Source data
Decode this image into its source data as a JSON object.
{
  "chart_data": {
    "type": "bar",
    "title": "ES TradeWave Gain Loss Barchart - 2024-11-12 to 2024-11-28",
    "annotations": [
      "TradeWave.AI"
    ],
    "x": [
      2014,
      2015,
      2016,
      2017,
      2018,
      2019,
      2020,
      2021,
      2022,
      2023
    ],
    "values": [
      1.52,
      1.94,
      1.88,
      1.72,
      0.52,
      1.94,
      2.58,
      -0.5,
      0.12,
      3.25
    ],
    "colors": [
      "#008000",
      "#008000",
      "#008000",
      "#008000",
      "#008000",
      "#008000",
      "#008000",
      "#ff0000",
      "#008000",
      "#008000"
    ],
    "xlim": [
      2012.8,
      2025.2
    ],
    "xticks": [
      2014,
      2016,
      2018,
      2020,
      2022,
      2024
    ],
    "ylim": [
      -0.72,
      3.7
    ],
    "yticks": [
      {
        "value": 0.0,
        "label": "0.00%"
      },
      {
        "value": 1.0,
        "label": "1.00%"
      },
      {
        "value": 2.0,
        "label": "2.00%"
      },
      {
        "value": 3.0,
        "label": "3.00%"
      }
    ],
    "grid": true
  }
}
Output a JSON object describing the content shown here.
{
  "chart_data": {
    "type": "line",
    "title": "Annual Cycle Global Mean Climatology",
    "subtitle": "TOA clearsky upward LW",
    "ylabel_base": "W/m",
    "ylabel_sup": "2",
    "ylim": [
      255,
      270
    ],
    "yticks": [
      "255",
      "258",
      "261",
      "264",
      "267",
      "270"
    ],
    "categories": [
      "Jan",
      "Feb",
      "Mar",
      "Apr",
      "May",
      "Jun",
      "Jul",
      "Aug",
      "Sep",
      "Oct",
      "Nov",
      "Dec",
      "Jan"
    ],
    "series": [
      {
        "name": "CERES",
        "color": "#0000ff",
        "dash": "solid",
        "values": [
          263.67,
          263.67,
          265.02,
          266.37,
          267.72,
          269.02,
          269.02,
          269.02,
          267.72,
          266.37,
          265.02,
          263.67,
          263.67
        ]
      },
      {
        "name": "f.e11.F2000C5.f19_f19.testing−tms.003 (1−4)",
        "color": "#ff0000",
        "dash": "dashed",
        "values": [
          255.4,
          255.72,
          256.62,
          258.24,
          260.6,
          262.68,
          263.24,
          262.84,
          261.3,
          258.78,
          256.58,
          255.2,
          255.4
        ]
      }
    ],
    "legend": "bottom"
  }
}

Written instruction:
Give the count of lines in the data above that hold the string "name", with no additional words.

Written answer:
2